▶ **Written problem**
Identify and reproduce every line holding the string "name".

(Rows from a figure dataset)

---+---

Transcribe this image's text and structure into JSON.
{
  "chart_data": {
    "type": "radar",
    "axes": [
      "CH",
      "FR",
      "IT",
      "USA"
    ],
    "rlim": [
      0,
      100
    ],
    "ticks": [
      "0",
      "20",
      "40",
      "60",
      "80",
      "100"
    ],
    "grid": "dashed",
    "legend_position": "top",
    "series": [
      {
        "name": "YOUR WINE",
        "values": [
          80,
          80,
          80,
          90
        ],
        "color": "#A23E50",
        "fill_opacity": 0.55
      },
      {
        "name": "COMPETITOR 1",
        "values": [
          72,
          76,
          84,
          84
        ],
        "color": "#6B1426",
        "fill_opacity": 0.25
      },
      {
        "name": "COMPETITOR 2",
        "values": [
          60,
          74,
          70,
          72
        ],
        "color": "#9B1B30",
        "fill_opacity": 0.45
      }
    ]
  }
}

---+---

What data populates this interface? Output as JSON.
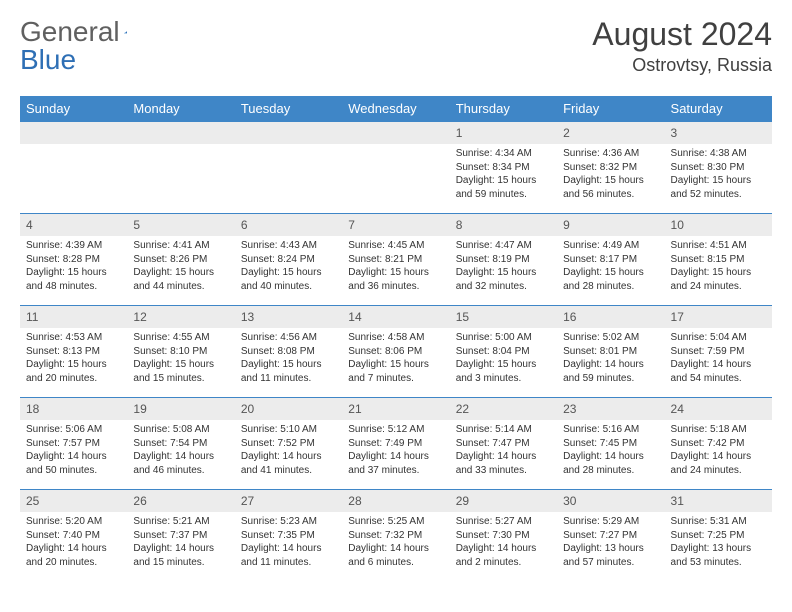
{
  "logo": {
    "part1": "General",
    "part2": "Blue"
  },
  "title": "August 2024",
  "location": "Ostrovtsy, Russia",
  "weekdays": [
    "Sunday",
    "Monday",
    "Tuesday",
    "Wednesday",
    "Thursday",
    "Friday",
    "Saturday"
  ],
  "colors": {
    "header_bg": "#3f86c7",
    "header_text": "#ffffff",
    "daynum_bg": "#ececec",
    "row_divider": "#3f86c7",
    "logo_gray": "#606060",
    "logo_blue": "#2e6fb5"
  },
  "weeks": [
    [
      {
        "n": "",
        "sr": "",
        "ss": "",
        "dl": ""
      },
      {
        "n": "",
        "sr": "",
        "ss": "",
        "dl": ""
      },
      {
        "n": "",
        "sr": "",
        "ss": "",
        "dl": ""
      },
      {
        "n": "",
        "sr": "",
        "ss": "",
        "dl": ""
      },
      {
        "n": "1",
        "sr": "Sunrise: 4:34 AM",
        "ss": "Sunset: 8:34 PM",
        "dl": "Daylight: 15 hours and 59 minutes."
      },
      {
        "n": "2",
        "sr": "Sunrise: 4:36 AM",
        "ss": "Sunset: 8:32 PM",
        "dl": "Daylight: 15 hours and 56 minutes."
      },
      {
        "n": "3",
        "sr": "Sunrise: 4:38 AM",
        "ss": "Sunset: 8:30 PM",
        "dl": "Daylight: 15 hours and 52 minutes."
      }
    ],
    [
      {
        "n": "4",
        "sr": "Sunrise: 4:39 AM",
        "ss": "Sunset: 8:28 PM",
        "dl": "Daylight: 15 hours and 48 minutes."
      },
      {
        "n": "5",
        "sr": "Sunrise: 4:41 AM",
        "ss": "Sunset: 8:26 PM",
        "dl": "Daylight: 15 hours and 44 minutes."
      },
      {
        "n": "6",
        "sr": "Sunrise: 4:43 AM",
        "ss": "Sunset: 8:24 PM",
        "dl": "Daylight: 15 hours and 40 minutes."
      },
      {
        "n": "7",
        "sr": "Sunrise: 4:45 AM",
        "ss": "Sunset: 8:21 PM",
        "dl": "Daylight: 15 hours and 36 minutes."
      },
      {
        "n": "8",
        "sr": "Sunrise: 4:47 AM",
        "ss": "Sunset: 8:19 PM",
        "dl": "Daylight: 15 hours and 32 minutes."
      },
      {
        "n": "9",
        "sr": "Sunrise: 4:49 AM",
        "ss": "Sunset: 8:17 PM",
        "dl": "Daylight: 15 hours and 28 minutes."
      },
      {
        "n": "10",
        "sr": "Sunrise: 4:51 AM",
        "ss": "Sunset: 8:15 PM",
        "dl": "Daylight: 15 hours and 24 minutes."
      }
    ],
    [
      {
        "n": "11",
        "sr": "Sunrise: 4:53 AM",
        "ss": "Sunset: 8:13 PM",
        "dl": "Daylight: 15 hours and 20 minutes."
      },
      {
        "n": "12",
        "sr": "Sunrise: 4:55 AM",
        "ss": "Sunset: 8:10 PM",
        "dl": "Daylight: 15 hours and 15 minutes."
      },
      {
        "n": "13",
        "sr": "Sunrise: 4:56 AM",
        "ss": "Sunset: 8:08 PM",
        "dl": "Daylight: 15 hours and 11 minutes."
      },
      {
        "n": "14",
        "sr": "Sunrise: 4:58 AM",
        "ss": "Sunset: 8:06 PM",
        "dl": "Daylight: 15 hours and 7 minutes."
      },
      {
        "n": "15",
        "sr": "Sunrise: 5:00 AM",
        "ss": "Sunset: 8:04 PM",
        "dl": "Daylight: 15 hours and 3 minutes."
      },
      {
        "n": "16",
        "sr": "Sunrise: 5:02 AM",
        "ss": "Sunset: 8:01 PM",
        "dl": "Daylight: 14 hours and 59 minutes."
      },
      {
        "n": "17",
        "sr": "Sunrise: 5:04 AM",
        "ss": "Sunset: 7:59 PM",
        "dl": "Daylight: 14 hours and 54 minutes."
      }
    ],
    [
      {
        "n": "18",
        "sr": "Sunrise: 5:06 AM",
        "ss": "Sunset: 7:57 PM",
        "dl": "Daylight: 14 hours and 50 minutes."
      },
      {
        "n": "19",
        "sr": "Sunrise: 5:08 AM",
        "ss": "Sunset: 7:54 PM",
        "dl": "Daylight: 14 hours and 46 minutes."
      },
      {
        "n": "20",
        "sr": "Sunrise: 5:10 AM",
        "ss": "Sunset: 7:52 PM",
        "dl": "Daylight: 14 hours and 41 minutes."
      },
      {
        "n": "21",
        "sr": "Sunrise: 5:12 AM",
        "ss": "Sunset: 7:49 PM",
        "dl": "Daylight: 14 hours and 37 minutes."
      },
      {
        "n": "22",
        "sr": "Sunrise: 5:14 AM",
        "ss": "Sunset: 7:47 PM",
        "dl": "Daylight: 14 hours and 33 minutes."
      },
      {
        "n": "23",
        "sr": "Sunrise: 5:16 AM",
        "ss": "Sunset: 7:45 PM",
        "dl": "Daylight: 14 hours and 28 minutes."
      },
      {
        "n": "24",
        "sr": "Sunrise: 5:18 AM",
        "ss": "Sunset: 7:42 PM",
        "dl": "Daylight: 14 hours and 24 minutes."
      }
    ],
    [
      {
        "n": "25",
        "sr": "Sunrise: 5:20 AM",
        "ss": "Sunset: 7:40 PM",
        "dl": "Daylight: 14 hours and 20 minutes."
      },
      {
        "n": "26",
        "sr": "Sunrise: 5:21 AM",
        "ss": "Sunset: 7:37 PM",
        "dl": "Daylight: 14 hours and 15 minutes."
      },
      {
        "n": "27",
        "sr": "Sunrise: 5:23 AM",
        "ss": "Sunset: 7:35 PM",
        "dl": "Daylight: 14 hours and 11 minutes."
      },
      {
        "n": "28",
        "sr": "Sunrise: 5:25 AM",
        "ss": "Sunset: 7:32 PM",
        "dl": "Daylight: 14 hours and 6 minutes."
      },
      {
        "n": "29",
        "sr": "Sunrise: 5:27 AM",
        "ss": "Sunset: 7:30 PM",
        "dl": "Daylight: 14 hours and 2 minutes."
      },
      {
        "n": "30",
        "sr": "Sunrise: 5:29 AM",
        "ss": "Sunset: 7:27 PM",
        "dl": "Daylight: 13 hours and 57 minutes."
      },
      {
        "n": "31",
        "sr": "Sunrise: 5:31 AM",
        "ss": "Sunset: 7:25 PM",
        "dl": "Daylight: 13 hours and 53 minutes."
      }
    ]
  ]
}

---+---

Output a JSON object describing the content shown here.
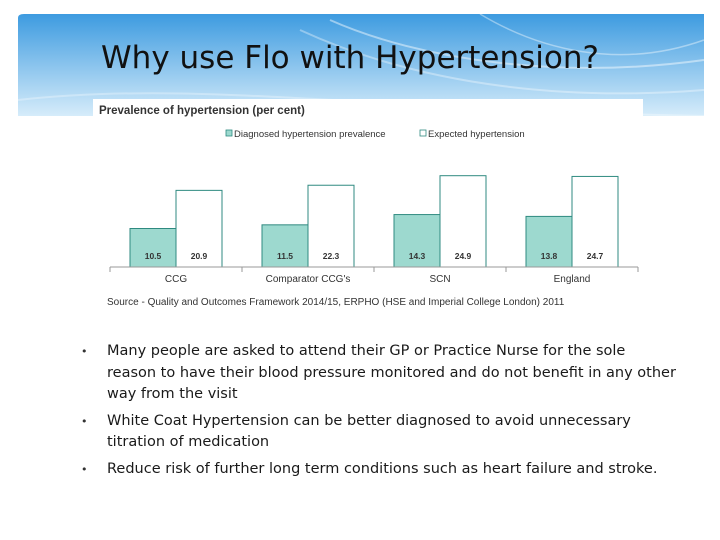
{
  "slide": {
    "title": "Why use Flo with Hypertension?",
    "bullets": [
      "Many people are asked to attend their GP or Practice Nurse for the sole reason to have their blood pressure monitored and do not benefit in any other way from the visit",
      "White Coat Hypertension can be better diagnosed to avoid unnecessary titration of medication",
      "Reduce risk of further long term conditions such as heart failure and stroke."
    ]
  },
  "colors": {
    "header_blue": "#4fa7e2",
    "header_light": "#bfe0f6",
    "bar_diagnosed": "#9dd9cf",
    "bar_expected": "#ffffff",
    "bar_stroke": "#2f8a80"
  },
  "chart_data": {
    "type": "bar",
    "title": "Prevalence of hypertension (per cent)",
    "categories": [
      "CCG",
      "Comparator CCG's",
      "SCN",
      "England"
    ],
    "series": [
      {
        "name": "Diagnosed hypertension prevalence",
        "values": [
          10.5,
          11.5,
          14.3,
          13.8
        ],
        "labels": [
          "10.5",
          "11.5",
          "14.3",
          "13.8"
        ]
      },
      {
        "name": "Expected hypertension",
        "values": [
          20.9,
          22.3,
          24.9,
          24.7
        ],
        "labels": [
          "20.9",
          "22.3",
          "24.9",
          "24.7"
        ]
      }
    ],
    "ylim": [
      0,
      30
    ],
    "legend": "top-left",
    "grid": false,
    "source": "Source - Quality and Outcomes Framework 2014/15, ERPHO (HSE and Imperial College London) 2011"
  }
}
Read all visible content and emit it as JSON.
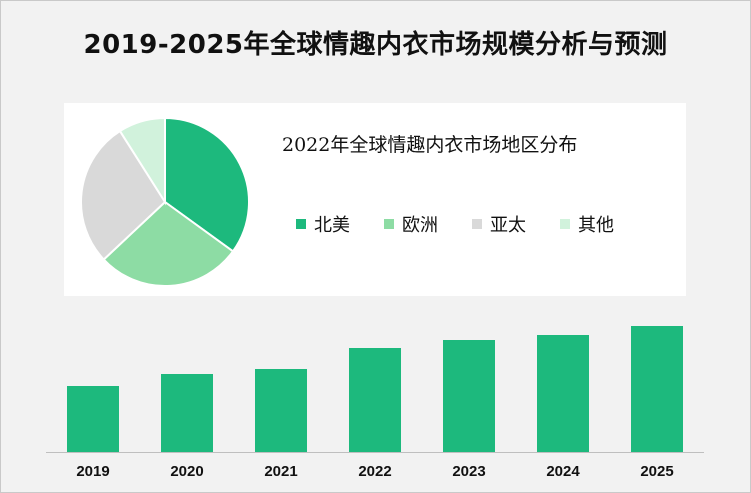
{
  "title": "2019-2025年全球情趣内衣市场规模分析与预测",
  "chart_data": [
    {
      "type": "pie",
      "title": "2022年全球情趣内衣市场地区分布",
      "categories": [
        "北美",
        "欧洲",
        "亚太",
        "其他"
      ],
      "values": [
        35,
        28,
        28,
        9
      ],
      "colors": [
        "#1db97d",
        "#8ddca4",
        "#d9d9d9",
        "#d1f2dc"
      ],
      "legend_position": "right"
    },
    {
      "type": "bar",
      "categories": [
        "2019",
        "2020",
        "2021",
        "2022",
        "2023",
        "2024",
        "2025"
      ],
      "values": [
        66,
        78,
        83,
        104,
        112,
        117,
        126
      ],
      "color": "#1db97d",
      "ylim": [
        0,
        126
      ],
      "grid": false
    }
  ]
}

---+---

▶ **Solution for this problem**
        "name": "YOUR WINE",
        "name": "COMPETITOR 1",
        "name": "COMPETITOR 2",
        "name": "Diagnosed hypertension prevalence",
        "name": "Expected hypertension",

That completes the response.